▶ **Your goal**
Copy every line of the material below word for word.

▶ **Stored records**
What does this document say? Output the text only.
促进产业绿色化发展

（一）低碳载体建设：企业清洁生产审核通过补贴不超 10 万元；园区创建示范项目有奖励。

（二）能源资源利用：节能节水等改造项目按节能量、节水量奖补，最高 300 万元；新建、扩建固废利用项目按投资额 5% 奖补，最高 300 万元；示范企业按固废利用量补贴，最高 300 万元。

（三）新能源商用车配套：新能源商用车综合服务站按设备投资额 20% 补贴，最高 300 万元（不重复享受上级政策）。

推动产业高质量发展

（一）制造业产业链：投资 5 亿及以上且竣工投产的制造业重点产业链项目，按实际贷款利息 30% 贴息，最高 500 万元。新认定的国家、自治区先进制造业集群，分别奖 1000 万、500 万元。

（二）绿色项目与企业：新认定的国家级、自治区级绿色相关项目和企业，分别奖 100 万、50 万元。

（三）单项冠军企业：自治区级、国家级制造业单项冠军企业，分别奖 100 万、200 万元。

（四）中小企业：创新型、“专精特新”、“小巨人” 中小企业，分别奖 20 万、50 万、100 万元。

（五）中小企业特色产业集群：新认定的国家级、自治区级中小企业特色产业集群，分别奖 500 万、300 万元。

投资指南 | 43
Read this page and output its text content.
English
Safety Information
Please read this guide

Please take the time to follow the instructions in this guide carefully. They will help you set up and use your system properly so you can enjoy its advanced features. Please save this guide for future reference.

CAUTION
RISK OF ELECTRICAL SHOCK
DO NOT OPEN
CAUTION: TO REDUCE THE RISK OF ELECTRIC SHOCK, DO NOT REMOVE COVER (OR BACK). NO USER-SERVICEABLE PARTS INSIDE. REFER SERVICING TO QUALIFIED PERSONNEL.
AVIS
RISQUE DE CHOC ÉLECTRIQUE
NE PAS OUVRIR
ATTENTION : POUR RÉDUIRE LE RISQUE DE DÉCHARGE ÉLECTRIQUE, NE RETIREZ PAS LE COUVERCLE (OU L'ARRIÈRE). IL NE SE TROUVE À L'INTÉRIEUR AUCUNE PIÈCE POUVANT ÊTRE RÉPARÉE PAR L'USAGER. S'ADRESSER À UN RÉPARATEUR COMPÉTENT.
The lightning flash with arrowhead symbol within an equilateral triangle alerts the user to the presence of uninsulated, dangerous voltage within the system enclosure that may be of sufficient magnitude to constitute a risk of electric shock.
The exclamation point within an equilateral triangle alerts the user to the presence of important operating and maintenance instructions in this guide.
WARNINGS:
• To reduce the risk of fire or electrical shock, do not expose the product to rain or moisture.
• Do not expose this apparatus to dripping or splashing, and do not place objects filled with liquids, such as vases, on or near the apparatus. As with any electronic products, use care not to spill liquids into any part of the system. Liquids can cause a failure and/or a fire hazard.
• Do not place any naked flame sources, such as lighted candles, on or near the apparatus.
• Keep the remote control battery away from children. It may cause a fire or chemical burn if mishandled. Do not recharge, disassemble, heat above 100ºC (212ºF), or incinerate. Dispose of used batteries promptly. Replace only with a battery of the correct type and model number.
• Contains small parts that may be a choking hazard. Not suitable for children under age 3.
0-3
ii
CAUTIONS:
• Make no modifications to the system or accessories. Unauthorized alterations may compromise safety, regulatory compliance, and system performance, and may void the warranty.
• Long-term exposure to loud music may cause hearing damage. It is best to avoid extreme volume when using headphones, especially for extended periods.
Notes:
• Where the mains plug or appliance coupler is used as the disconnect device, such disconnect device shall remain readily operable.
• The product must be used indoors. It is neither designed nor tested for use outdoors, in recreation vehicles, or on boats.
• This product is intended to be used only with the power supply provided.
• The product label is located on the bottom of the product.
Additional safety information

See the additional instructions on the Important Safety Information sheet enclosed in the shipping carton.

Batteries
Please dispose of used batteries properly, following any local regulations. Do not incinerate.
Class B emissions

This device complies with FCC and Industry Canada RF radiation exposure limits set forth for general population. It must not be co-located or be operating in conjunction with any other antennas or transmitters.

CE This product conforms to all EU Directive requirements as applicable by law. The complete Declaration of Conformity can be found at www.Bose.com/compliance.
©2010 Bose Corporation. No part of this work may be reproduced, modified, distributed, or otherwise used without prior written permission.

▶ **Full answer**
What does this document say? Output the text only.
促进产业绿色化发展

（一）低碳载体建设：企业清洁生产审核通过补贴不超 10 万元；园区创建示范项目有奖励。

（二）能源资源利用：节能节水等改造项目按节能量、节水量奖补，最高 300 万元；新建、扩建固废利用项目按投资额 5% 奖补，最高 300 万元；示范企业按固废利用量补贴，最高 300 万元。

（三）新能源商用车配套：新能源商用车综合服务站按设备投资额 20% 补贴，最高 300 万元（不重复享受上级政策）。

推动产业高质量发展

（一）制造业产业链：投资 5 亿及以上且竣工投产的制造业重点产业链项目，按实际贷款利息 30% 贴息，最高 500 万元。新认定的国家、自治区先进制造业集群，分别奖 1000 万、500 万元。

（二）绿色项目与企业：新认定的国家级、自治区级绿色相关项目和企业，分别奖 100 万、50 万元。

（三）单项冠军企业：自治区级、国家级制造业单项冠军企业，分别奖 100 万、200 万元。

（四）中小企业：创新型、“专精特新”、“小巨人” 中小企业，分别奖 20 万、50 万、100 万元。

（五）中小企业特色产业集群：新认定的国家级、自治区级中小企业特色产业集群，分别奖 500 万、300 万元。

投资指南 | 43
Read this page and output its text content.
English
Safety Information
Please read this guide

Please take the time to follow the instructions in this guide carefully. They will help you set up and use your system properly so you can enjoy its advanced features. Please save this guide for future reference.

CAUTION
RISK OF ELECTRICAL SHOCK
DO NOT OPEN
CAUTION: TO REDUCE THE RISK OF ELECTRIC SHOCK, DO NOT REMOVE COVER (OR BACK). NO USER-SERVICEABLE PARTS INSIDE. REFER SERVICING TO QUALIFIED PERSONNEL.
AVIS
RISQUE DE CHOC ÉLECTRIQUE
NE PAS OUVRIR
ATTENTION : POUR RÉDUIRE LE RISQUE DE DÉCHARGE ÉLECTRIQUE, NE RETIREZ PAS LE COUVERCLE (OU L'ARRIÈRE). IL NE SE TROUVE À L'INTÉRIEUR AUCUNE PIÈCE POUVANT ÊTRE RÉPARÉE PAR L'USAGER. S'ADRESSER À UN RÉPARATEUR COMPÉTENT.
The lightning flash with arrowhead symbol within an equilateral triangle alerts the user to the presence of uninsulated, dangerous voltage within the system enclosure that may be of sufficient magnitude to constitute a risk of electric shock.
The exclamation point within an equilateral triangle alerts the user to the presence of important operating and maintenance instructions in this guide.
WARNINGS:
• To reduce the risk of fire or electrical shock, do not expose the product to rain or moisture.
• Do not expose this apparatus to dripping or splashing, and do not place objects filled with liquids, such as vases, on or near the apparatus. As with any electronic products, use care not to spill liquids into any part of the system. Liquids can cause a failure and/or a fire hazard.
• Do not place any naked flame sources, such as lighted candles, on or near the apparatus.
• Keep the remote control battery away from children. It may cause a fire or chemical burn if mishandled. Do not recharge, disassemble, heat above 100ºC (212ºF), or incinerate. Dispose of used batteries promptly. Replace only with a battery of the correct type and model number.
• Contains small parts that may be a choking hazard. Not suitable for children under age 3.
0-3
ii
CAUTIONS:
• Make no modifications to the system or accessories. Unauthorized alterations may compromise safety, regulatory compliance, and system performance, and may void the warranty.
• Long-term exposure to loud music may cause hearing damage. It is best to avoid extreme volume when using headphones, especially for extended periods.
Notes:
• Where the mains plug or appliance coupler is used as the disconnect device, such disconnect device shall remain readily operable.
• The product must be used indoors. It is neither designed nor tested for use outdoors, in recreation vehicles, or on boats.
• This product is intended to be used only with the power supply provided.
• The product label is located on the bottom of the product.
Additional safety information

See the additional instructions on the Important Safety Information sheet enclosed in the shipping carton.

Batteries
Please dispose of used batteries properly, following any local regulations. Do not incinerate.
Class B emissions

This device complies with FCC and Industry Canada RF radiation exposure limits set forth for general population. It must not be co-located or be operating in conjunction with any other antennas or transmitters.

CE This product conforms to all EU Directive requirements as applicable by law. The complete Declaration of Conformity can be found at www.Bose.com/compliance.
©2010 Bose Corporation. No part of this work may be reproduced, modified, distributed, or otherwise used without prior written permission.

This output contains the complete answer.